* START *

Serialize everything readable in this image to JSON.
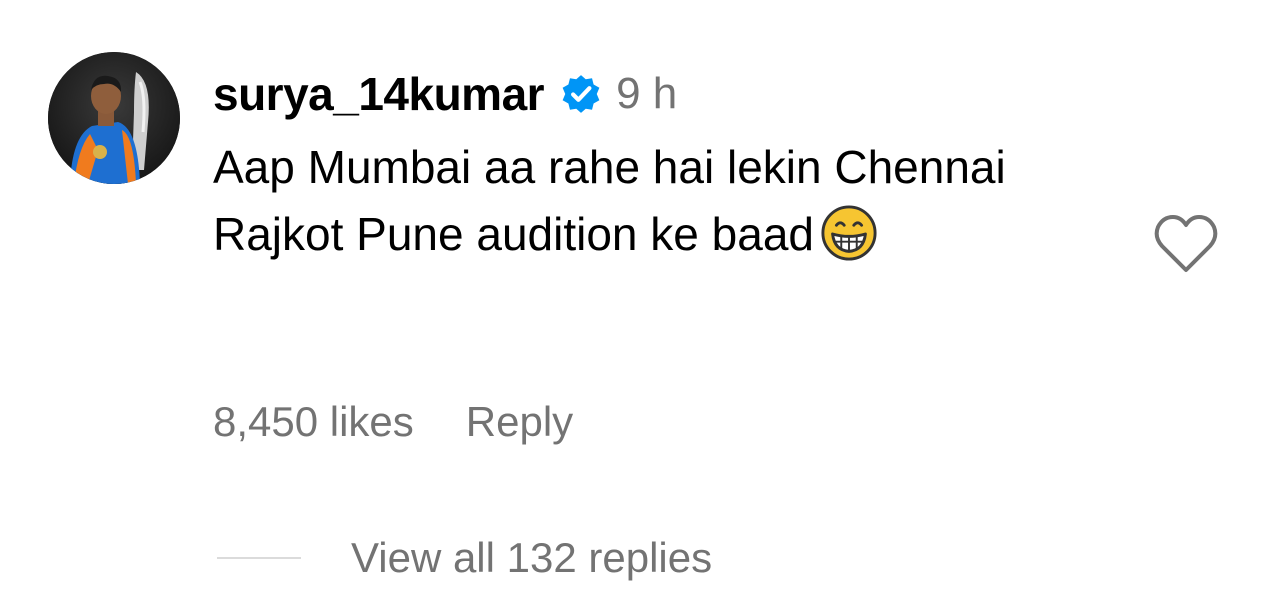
{
  "comment": {
    "username": "surya_14kumar",
    "verified_icon": "verified-badge-icon",
    "time": "9 h",
    "text": "Aap Mumbai aa rahe hai lekin Chennai Rajkot Pune audition ke baad",
    "emoji": "grinning-face-with-smiling-eyes",
    "likes": "8,450 likes",
    "reply_label": "Reply",
    "view_replies": "View all 132 replies",
    "heart_icon": "heart-outline-icon"
  },
  "colors": {
    "text_primary": "#000000",
    "text_secondary": "#737373",
    "verified_blue": "#0095f6",
    "divider": "#dbdbdb"
  }
}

* END *

**Work to be completed**
From start to finish, output the listing exactly, but omit its pictures.

**Result of the task**
Serialize everything readable in this image to JSON.
{
  "comment": {
    "username": "surya_14kumar",
    "verified_icon": "verified-badge-icon",
    "time": "9 h",
    "text": "Aap Mumbai aa rahe hai lekin Chennai Rajkot Pune audition ke baad",
    "emoji": "grinning-face-with-smiling-eyes",
    "likes": "8,450 likes",
    "reply_label": "Reply",
    "view_replies": "View all 132 replies",
    "heart_icon": "heart-outline-icon"
  },
  "colors": {
    "text_primary": "#000000",
    "text_secondary": "#737373",
    "verified_blue": "#0095f6",
    "divider": "#dbdbdb"
  }
}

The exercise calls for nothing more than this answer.